# [What is asked]
In the entries below, find the lines that contain the word "tutti" and copy them.

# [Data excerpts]
%%
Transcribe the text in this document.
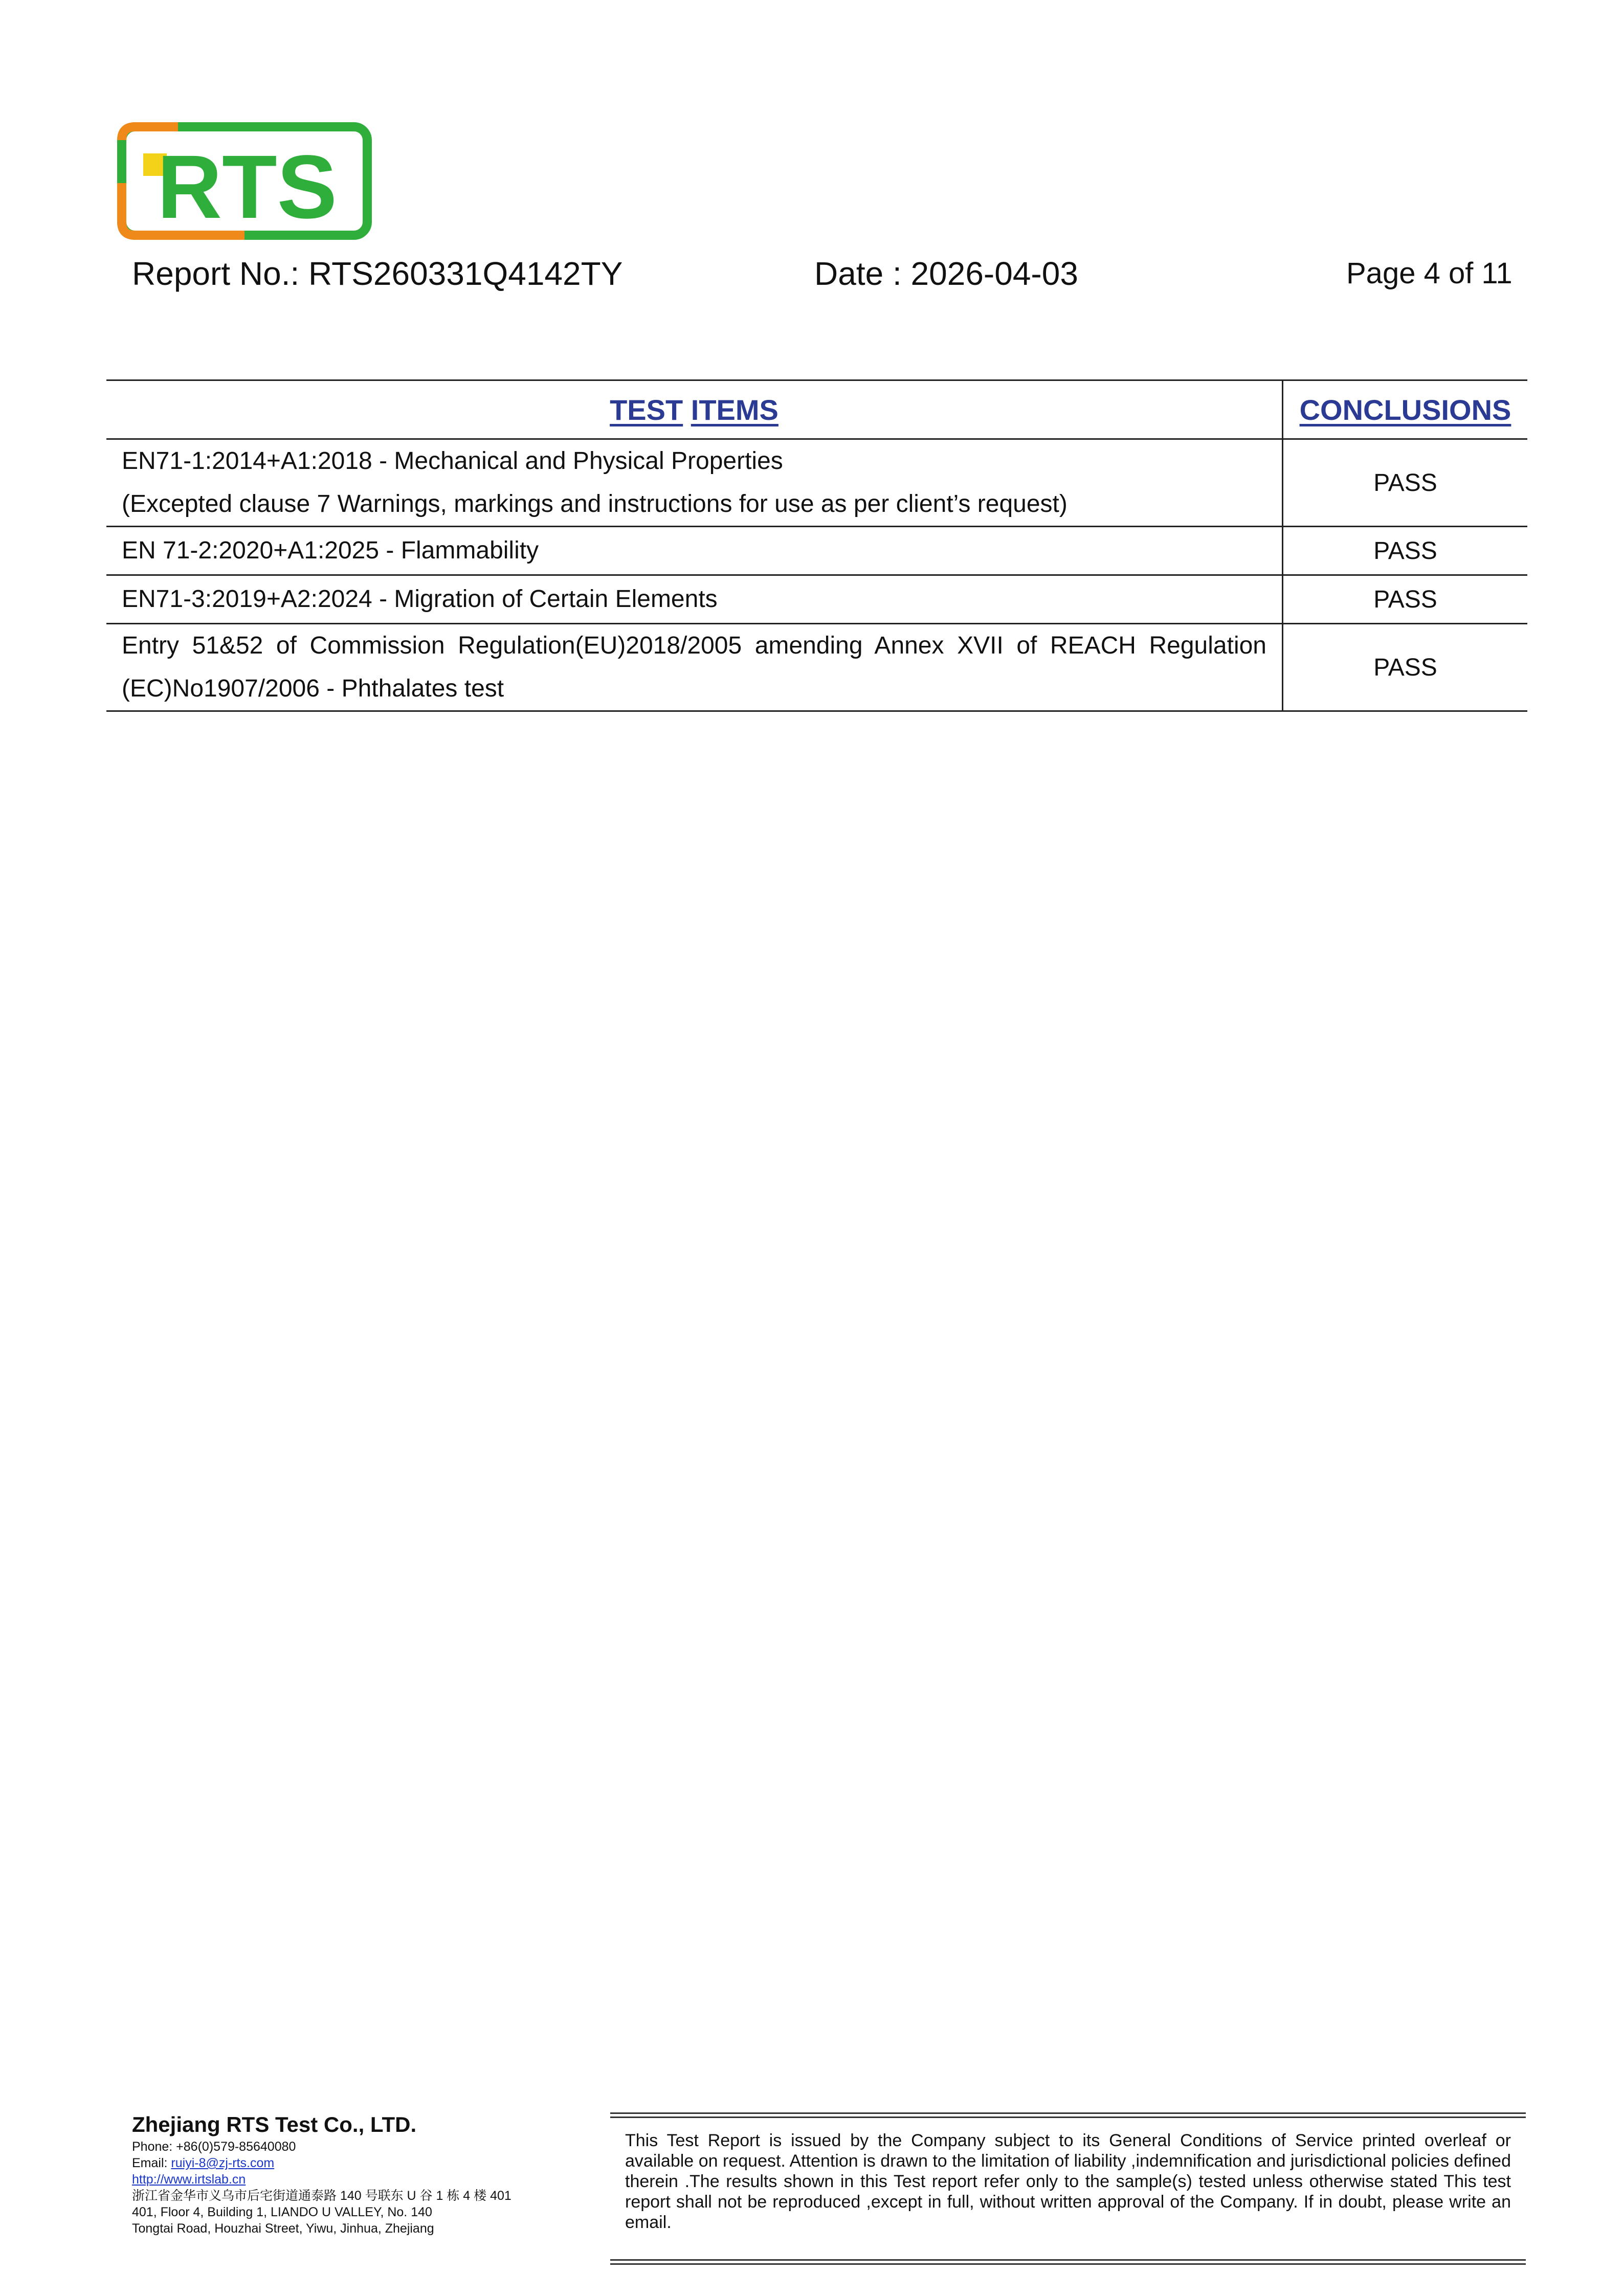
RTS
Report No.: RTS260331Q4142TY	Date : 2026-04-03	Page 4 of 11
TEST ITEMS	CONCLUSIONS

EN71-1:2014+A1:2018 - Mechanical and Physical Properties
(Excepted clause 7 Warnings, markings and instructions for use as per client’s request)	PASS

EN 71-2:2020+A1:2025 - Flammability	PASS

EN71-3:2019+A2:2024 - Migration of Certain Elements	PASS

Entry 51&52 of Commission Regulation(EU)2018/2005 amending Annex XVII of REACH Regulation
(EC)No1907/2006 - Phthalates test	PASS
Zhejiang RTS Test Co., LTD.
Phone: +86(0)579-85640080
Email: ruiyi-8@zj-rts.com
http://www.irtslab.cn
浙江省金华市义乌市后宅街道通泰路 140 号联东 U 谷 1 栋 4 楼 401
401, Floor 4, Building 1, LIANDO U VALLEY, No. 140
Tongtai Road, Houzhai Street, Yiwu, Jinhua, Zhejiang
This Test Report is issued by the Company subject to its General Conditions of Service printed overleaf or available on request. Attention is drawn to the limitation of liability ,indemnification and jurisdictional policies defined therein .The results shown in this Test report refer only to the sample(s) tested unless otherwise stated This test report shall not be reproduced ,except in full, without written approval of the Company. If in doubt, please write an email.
%%
%%
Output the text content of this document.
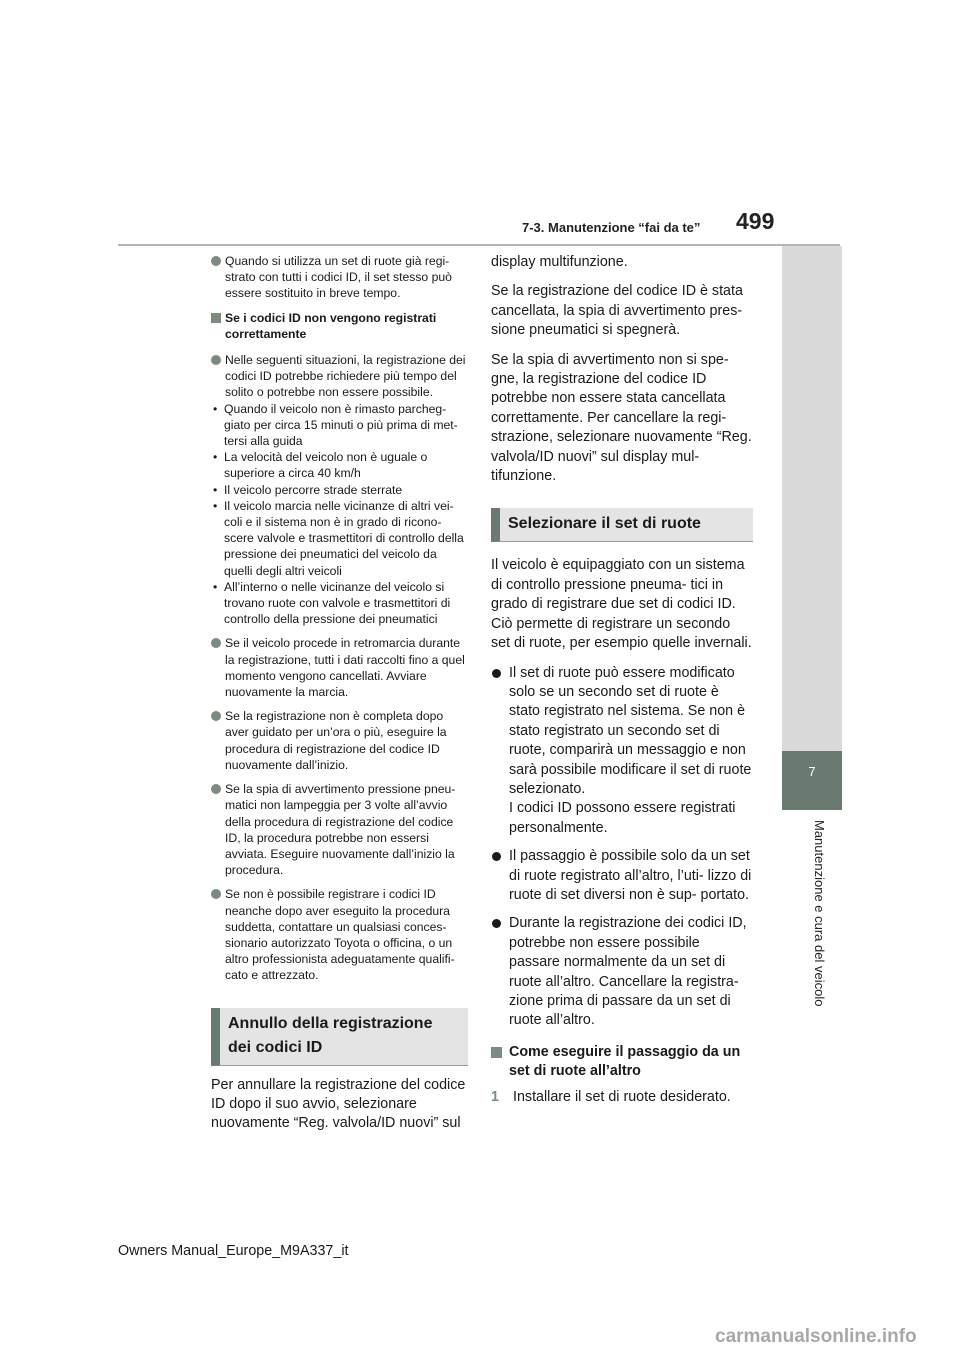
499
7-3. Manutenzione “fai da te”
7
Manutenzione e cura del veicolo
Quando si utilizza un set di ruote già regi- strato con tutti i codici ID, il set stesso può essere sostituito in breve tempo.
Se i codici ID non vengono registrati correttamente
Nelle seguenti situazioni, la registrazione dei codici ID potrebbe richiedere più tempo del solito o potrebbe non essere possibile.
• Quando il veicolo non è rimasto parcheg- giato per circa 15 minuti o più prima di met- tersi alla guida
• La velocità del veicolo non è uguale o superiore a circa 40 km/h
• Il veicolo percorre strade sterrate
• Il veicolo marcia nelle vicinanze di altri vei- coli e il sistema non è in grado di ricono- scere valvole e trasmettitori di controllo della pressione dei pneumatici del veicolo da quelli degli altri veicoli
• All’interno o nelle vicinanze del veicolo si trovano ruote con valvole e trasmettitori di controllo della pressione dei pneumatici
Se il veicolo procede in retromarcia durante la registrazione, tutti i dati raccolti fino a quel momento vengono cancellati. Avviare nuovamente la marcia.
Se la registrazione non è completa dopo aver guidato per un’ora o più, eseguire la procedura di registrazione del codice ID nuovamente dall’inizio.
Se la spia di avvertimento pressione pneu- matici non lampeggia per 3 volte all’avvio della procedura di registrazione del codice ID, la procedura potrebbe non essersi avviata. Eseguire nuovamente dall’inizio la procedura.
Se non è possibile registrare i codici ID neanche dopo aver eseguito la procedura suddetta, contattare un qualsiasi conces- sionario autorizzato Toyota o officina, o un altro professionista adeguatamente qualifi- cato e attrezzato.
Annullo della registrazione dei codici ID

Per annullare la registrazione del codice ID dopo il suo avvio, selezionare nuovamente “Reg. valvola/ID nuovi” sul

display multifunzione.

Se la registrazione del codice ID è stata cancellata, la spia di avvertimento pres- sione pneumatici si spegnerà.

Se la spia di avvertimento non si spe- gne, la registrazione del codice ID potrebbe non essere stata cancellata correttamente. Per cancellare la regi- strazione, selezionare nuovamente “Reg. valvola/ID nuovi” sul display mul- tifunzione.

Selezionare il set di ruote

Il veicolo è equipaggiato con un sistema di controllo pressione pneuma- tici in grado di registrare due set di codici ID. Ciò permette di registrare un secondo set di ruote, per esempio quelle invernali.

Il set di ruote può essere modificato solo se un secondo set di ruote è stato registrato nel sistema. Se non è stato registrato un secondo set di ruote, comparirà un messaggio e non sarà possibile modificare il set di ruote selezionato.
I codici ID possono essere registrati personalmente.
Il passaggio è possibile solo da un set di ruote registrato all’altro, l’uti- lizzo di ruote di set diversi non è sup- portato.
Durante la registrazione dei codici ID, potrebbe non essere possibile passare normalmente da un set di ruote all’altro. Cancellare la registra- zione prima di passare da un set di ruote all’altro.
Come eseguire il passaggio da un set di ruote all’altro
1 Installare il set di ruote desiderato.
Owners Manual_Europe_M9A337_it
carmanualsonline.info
%%
# [The response]
Quando si utilizza un set di ruote già regi- strato con tutti i codici ID, il set stesso può essere sostituito in breve tempo.
Se il veicolo procede in retromarcia durante la registrazione, tutti i dati raccolti fino a quel momento vengono cancellati. Avviare nuovamente la marcia.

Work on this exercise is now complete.